Written request:
What number of lines contain the word "planów"? Reply with the number and nothing else.

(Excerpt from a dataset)
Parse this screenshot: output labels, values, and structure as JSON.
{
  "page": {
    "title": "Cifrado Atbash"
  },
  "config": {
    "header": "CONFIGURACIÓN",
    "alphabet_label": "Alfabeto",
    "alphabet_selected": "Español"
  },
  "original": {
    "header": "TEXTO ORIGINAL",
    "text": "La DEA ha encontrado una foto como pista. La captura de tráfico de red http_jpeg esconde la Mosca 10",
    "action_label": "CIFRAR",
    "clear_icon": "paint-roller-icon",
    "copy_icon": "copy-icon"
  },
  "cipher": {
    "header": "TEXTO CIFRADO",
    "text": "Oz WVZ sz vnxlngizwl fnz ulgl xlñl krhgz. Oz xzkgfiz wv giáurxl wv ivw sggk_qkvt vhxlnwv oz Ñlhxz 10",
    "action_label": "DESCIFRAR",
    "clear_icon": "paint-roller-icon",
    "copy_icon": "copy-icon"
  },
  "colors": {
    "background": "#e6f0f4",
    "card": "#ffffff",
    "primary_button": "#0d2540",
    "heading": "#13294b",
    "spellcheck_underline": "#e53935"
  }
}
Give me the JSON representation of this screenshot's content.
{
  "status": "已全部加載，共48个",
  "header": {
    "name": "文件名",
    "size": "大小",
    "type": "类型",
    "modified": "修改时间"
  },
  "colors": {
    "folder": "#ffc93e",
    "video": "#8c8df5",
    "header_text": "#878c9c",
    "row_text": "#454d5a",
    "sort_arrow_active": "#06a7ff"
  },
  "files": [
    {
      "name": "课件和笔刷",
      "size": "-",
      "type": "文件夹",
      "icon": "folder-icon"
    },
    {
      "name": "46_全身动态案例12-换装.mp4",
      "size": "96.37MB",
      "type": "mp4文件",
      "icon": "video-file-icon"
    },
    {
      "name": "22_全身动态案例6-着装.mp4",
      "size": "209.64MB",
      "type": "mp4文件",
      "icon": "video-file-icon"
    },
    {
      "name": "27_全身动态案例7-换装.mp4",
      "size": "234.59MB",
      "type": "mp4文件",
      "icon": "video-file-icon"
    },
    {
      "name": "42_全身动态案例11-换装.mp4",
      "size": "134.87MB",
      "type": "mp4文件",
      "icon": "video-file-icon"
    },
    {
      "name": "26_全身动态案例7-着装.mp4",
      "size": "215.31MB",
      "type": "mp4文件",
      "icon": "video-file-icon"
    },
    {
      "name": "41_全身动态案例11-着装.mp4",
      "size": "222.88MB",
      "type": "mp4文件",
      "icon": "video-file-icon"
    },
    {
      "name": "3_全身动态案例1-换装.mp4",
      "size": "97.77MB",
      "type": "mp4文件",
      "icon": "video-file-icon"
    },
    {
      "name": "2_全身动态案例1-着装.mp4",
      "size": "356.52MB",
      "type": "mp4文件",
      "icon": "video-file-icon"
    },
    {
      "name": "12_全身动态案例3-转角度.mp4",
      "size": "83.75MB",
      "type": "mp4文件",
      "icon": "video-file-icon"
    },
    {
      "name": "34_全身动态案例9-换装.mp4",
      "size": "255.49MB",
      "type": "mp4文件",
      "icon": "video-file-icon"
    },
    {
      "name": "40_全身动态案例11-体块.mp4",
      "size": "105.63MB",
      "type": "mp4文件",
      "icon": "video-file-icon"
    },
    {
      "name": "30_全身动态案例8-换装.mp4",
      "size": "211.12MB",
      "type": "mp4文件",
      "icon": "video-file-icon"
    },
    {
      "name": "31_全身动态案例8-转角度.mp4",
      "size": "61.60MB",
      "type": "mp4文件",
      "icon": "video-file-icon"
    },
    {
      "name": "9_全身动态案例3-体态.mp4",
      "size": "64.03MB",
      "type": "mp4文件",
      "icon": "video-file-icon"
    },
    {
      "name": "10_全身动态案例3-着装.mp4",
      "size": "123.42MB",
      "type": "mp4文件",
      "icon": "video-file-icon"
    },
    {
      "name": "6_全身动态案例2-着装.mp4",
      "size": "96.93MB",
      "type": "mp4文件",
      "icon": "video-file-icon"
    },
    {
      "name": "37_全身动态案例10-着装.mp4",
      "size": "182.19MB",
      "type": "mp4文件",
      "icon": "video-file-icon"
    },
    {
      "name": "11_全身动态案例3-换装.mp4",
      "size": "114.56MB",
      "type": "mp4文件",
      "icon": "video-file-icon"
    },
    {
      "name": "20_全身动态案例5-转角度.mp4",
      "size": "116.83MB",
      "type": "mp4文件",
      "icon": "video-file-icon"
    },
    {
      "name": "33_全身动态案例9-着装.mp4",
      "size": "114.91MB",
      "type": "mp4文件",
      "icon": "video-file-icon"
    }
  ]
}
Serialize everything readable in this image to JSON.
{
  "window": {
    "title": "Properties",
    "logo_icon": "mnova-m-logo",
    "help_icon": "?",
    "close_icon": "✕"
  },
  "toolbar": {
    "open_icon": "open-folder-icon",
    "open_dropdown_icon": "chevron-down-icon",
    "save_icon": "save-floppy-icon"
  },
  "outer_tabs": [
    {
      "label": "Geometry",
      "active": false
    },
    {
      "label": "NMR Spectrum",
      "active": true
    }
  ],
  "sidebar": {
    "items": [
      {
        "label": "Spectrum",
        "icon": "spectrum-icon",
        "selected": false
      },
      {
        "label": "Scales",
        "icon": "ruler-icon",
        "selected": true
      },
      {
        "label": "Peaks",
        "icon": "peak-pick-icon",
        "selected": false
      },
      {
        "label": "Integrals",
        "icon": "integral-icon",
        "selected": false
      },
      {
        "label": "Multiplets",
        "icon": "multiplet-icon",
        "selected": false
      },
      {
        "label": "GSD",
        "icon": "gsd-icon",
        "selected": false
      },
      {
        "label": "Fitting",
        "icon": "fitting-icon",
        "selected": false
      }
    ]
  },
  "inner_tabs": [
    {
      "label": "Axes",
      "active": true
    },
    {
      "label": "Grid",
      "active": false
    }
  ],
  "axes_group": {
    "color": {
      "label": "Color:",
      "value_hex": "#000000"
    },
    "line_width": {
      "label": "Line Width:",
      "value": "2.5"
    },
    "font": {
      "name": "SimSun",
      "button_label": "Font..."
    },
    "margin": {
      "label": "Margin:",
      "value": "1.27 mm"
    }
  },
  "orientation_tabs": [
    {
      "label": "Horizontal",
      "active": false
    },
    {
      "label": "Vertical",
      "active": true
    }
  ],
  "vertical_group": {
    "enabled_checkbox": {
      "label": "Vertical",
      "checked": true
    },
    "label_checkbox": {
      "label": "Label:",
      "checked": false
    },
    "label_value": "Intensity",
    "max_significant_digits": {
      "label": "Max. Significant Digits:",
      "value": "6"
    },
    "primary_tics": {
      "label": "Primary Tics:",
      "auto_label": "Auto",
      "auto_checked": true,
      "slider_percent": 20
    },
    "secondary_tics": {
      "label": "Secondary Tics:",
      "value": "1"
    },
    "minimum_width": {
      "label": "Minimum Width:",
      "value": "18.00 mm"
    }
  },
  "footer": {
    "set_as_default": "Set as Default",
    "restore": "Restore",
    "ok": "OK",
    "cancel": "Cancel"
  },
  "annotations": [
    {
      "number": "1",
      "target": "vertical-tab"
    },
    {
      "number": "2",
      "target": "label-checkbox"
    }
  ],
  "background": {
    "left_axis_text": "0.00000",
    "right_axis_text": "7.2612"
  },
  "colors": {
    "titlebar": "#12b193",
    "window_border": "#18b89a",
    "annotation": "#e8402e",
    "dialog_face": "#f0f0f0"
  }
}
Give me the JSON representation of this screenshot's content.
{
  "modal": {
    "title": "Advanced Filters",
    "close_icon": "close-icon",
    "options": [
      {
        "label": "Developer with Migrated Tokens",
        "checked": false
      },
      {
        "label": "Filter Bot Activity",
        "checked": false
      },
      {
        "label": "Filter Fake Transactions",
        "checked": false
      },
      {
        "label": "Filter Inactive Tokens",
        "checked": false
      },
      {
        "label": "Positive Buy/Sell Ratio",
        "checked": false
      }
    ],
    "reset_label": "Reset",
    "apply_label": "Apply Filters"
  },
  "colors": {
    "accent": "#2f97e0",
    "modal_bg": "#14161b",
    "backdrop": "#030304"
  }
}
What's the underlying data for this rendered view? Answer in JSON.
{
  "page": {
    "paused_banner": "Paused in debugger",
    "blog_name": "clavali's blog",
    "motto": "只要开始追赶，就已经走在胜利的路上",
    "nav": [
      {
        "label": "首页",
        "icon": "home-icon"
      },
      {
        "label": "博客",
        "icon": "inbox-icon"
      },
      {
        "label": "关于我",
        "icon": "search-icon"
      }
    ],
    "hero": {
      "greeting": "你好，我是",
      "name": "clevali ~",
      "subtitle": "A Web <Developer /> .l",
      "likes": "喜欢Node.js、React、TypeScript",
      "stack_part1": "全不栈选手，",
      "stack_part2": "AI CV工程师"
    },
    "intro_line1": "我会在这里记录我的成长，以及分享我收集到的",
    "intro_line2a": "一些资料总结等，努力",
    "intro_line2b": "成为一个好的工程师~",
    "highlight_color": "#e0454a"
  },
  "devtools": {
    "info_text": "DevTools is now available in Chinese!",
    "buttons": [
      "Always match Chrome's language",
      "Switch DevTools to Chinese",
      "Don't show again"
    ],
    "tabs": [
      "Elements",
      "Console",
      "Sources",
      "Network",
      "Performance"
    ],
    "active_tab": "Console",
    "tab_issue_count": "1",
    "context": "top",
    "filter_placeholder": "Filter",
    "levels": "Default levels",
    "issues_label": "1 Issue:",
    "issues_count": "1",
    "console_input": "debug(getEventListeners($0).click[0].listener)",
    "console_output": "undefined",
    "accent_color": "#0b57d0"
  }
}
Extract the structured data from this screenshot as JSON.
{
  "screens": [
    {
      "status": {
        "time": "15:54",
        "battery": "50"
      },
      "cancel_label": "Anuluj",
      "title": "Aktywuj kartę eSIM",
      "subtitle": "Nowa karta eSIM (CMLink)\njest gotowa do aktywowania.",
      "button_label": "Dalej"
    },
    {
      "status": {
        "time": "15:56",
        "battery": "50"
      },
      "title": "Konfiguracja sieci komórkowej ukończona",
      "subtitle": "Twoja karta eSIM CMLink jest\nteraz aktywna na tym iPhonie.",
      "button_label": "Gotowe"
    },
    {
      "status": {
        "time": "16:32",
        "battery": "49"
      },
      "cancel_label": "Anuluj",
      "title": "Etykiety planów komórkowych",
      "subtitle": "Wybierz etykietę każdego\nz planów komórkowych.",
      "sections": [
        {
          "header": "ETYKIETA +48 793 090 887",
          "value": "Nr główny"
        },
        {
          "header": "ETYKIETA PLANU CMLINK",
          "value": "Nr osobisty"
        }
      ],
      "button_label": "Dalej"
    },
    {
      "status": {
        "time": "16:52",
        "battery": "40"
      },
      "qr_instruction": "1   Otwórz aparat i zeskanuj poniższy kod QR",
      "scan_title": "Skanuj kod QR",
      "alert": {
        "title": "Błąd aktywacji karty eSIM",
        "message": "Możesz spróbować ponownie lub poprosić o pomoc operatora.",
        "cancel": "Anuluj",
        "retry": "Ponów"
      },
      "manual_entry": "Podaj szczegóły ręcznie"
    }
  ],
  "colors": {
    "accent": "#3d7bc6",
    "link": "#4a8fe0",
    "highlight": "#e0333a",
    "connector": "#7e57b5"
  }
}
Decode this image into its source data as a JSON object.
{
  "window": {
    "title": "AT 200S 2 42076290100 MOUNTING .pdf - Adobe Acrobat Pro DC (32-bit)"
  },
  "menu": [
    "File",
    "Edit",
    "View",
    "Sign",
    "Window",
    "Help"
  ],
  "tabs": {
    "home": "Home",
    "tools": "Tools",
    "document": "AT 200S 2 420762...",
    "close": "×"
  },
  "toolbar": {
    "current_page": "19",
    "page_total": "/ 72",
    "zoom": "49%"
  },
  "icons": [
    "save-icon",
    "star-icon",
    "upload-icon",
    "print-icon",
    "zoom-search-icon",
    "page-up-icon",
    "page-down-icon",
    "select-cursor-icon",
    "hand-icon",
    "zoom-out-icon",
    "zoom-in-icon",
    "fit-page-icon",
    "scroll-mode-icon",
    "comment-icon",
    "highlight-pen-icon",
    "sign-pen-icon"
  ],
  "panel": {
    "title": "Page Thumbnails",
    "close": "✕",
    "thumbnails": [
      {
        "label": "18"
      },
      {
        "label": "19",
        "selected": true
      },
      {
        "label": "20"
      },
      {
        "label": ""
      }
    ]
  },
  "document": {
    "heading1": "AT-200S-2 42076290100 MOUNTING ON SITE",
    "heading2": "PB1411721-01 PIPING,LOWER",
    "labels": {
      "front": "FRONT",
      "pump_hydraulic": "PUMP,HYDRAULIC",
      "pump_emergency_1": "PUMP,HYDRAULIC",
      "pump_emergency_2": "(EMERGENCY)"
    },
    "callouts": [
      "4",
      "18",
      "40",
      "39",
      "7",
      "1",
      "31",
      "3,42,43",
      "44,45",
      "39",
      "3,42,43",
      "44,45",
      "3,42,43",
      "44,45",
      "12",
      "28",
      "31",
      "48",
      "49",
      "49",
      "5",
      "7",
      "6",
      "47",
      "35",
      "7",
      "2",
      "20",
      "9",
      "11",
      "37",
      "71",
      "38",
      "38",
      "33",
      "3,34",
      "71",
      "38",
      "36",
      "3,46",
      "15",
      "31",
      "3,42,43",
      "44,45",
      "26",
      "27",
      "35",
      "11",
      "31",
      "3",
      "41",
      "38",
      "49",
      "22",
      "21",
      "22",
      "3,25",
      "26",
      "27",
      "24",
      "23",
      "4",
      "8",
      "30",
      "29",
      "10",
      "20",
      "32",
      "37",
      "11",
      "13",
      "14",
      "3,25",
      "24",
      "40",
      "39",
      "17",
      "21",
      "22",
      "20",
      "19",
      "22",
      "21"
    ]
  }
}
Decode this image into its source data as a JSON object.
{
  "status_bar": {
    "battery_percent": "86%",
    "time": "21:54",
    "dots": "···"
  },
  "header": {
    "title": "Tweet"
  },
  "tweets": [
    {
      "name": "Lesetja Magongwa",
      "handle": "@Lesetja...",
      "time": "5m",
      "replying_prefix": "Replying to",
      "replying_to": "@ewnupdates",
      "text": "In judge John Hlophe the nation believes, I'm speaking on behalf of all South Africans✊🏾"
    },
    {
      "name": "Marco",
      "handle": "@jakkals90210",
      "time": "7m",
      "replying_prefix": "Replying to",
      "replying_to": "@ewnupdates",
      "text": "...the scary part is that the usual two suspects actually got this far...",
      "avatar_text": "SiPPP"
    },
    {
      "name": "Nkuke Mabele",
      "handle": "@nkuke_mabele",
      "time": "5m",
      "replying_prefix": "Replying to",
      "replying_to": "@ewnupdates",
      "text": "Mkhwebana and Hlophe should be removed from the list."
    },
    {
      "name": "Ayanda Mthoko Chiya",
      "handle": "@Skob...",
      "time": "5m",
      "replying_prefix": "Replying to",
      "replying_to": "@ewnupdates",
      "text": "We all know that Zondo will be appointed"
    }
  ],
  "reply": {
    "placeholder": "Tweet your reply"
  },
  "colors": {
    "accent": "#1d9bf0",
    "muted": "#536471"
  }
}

Solution below:
2